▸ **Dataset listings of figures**
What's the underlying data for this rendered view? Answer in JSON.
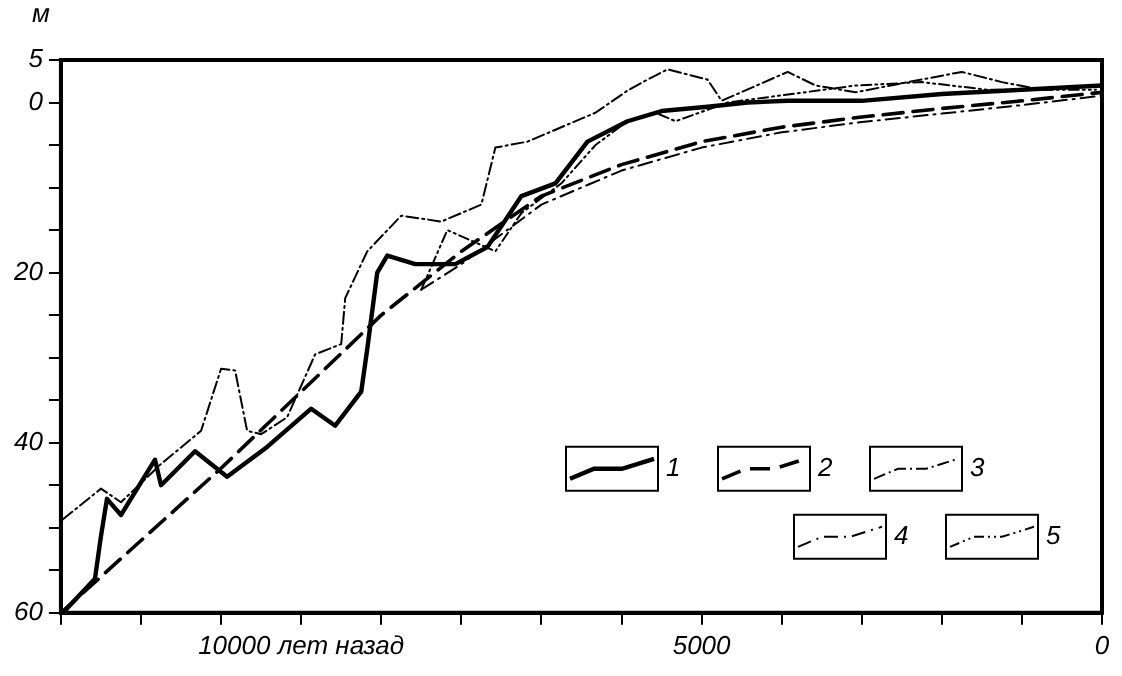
{
  "chart_data": {
    "type": "line",
    "ylabel": "м",
    "xlim": [
      13000,
      0
    ],
    "xticks": [
      {
        "value": 13000,
        "label": null
      },
      {
        "value": 12000,
        "label": null
      },
      {
        "value": 11000,
        "label": null
      },
      {
        "value": 10000,
        "label": "10000 лет назад"
      },
      {
        "value": 9000,
        "label": null
      },
      {
        "value": 8000,
        "label": null
      },
      {
        "value": 7000,
        "label": null
      },
      {
        "value": 6000,
        "label": null
      },
      5000,
      {
        "value": 4000,
        "label": null
      },
      {
        "value": 3000,
        "label": null
      },
      {
        "value": 2000,
        "label": null
      },
      {
        "value": 1000,
        "label": null
      },
      0
    ],
    "ylim": [
      60,
      -5
    ],
    "yticks": [
      {
        "value": -5,
        "label": "5"
      },
      0,
      {
        "value": 5,
        "label": null
      },
      {
        "value": 10,
        "label": null
      },
      {
        "value": 15,
        "label": null
      },
      20,
      {
        "value": 25,
        "label": null
      },
      {
        "value": 30,
        "label": null
      },
      {
        "value": 35,
        "label": null
      },
      40,
      {
        "value": 45,
        "label": null
      },
      {
        "value": 50,
        "label": null
      },
      {
        "value": 55,
        "label": null
      },
      60
    ],
    "grid": false,
    "legend": "bottom right",
    "marker": "none",
    "series": [
      {
        "name": "1",
        "color": "#000000",
        "line_style": "solid",
        "x": [
          12975,
          12575,
          12500,
          12425,
          12250,
          11825,
          11750,
          11325,
          10925,
          10425,
          9875,
          9575,
          9250,
          9175,
          9050,
          8925,
          8575,
          8075,
          7675,
          7250,
          6825,
          6425,
          5925,
          5500,
          4925,
          4425,
          3925,
          3000,
          2000,
          1000,
          0
        ],
        "values": [
          60,
          56,
          51,
          46.6,
          48.5,
          42,
          45,
          41,
          44,
          40.5,
          36,
          38,
          34,
          29,
          20,
          18,
          19,
          19,
          17,
          11,
          9.5,
          4.6,
          2.2,
          1,
          0.5,
          0,
          -0.2,
          -0.2,
          -1,
          -1.5,
          -2
        ]
      },
      {
        "name": "2",
        "color": "#000000",
        "line_style": "dashed",
        "x": [
          13000,
          12000,
          11000,
          10000,
          9000,
          8000,
          7000,
          6000,
          5000,
          4000,
          3000,
          2000,
          1000,
          0
        ],
        "values": [
          60,
          51.5,
          43,
          34,
          25,
          17.5,
          11,
          7.3,
          4.6,
          2.9,
          1.7,
          0.7,
          -0.2,
          -1.2
        ]
      },
      {
        "name": "3",
        "color": "#000000",
        "line_style": "dashed",
        "x": [
          12975,
          12500,
          12250,
          11750,
          11250,
          11000,
          10825,
          10675,
          10500,
          10175,
          9825,
          9500,
          9450,
          9175,
          8750,
          8250,
          7750,
          7575,
          7175,
          6325,
          5925,
          5675,
          5425,
          4925,
          4750,
          3925,
          3575,
          3075,
          2425,
          1750,
          1250,
          750,
          75
        ],
        "values": [
          49,
          45.4,
          47,
          42.5,
          38.6,
          31.3,
          31.5,
          38.6,
          39,
          37,
          29.6,
          28.4,
          23,
          17.5,
          13.3,
          14,
          12,
          5.3,
          4.6,
          1.2,
          -1.4,
          -2.7,
          -3.9,
          -2.7,
          -0.2,
          -3.6,
          -2,
          -1.2,
          -2.4,
          -3.6,
          -2.4,
          -1.5,
          -2
        ]
      },
      {
        "name": "4",
        "color": "#000000",
        "line_style": "dashed",
        "x": [
          8500,
          8000,
          7000,
          6000,
          5000,
          4000,
          3000,
          2000,
          1000,
          0
        ],
        "values": [
          22,
          19,
          12,
          8,
          5.3,
          3.5,
          2.3,
          1.3,
          0.3,
          -0.8
        ]
      },
      {
        "name": "5",
        "color": "#000000",
        "line_style": "dashed",
        "x": [
          8500,
          8175,
          7575,
          7250,
          6750,
          6325,
          5925,
          5575,
          5325,
          4675,
          3075,
          2250,
          1425,
          75
        ],
        "values": [
          22,
          15,
          17.5,
          13,
          9.5,
          5,
          2.2,
          1.2,
          2.2,
          0,
          -2,
          -2.4,
          -1.5,
          -1.5
        ]
      }
    ]
  }
}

▸ **Task description**
Write out the records above once more, word for word, with no pictures.

▸ **Answer to this task**
What's the underlying data for this rendered view? Answer in JSON.
{
  "chart_data": {
    "type": "line",
    "ylabel": "м",
    "xlim": [
      13000,
      0
    ],
    "xticks": [
      {
        "value": 13000,
        "label": null
      },
      {
        "value": 12000,
        "label": null
      },
      {
        "value": 11000,
        "label": null
      },
      {
        "value": 10000,
        "label": "10000 лет назад"
      },
      {
        "value": 9000,
        "label": null
      },
      {
        "value": 8000,
        "label": null
      },
      {
        "value": 7000,
        "label": null
      },
      {
        "value": 6000,
        "label": null
      },
      5000,
      {
        "value": 4000,
        "label": null
      },
      {
        "value": 3000,
        "label": null
      },
      {
        "value": 2000,
        "label": null
      },
      {
        "value": 1000,
        "label": null
      },
      0
    ],
    "ylim": [
      60,
      -5
    ],
    "yticks": [
      {
        "value": -5,
        "label": "5"
      },
      0,
      {
        "value": 5,
        "label": null
      },
      {
        "value": 10,
        "label": null
      },
      {
        "value": 15,
        "label": null
      },
      20,
      {
        "value": 25,
        "label": null
      },
      {
        "value": 30,
        "label": null
      },
      {
        "value": 35,
        "label": null
      },
      40,
      {
        "value": 45,
        "label": null
      },
      {
        "value": 50,
        "label": null
      },
      {
        "value": 55,
        "label": null
      },
      60
    ],
    "grid": false,
    "legend": "bottom right",
    "marker": "none",
    "series": [
      {
        "name": "1",
        "color": "#000000",
        "line_style": "solid",
        "x": [
          12975,
          12575,
          12500,
          12425,
          12250,
          11825,
          11750,
          11325,
          10925,
          10425,
          9875,
          9575,
          9250,
          9175,
          9050,
          8925,
          8575,
          8075,
          7675,
          7250,
          6825,
          6425,
          5925,
          5500,
          4925,
          4425,
          3925,
          3000,
          2000,
          1000,
          0
        ],
        "values": [
          60,
          56,
          51,
          46.6,
          48.5,
          42,
          45,
          41,
          44,
          40.5,
          36,
          38,
          34,
          29,
          20,
          18,
          19,
          19,
          17,
          11,
          9.5,
          4.6,
          2.2,
          1,
          0.5,
          0,
          -0.2,
          -0.2,
          -1,
          -1.5,
          -2
        ]
      },
      {
        "name": "2",
        "color": "#000000",
        "line_style": "dashed",
        "x": [
          13000,
          12000,
          11000,
          10000,
          9000,
          8000,
          7000,
          6000,
          5000,
          4000,
          3000,
          2000,
          1000,
          0
        ],
        "values": [
          60,
          51.5,
          43,
          34,
          25,
          17.5,
          11,
          7.3,
          4.6,
          2.9,
          1.7,
          0.7,
          -0.2,
          -1.2
        ]
      },
      {
        "name": "3",
        "color": "#000000",
        "line_style": "dashed",
        "x": [
          12975,
          12500,
          12250,
          11750,
          11250,
          11000,
          10825,
          10675,
          10500,
          10175,
          9825,
          9500,
          9450,
          9175,
          8750,
          8250,
          7750,
          7575,
          7175,
          6325,
          5925,
          5675,
          5425,
          4925,
          4750,
          3925,
          3575,
          3075,
          2425,
          1750,
          1250,
          750,
          75
        ],
        "values": [
          49,
          45.4,
          47,
          42.5,
          38.6,
          31.3,
          31.5,
          38.6,
          39,
          37,
          29.6,
          28.4,
          23,
          17.5,
          13.3,
          14,
          12,
          5.3,
          4.6,
          1.2,
          -1.4,
          -2.7,
          -3.9,
          -2.7,
          -0.2,
          -3.6,
          -2,
          -1.2,
          -2.4,
          -3.6,
          -2.4,
          -1.5,
          -2
        ]
      },
      {
        "name": "4",
        "color": "#000000",
        "line_style": "dashed",
        "x": [
          8500,
          8000,
          7000,
          6000,
          5000,
          4000,
          3000,
          2000,
          1000,
          0
        ],
        "values": [
          22,
          19,
          12,
          8,
          5.3,
          3.5,
          2.3,
          1.3,
          0.3,
          -0.8
        ]
      },
      {
        "name": "5",
        "color": "#000000",
        "line_style": "dashed",
        "x": [
          8500,
          8175,
          7575,
          7250,
          6750,
          6325,
          5925,
          5575,
          5325,
          4675,
          3075,
          2250,
          1425,
          75
        ],
        "values": [
          22,
          15,
          17.5,
          13,
          9.5,
          5,
          2.2,
          1.2,
          2.2,
          0,
          -2,
          -2.4,
          -1.5,
          -1.5
        ]
      }
    ]
  }
}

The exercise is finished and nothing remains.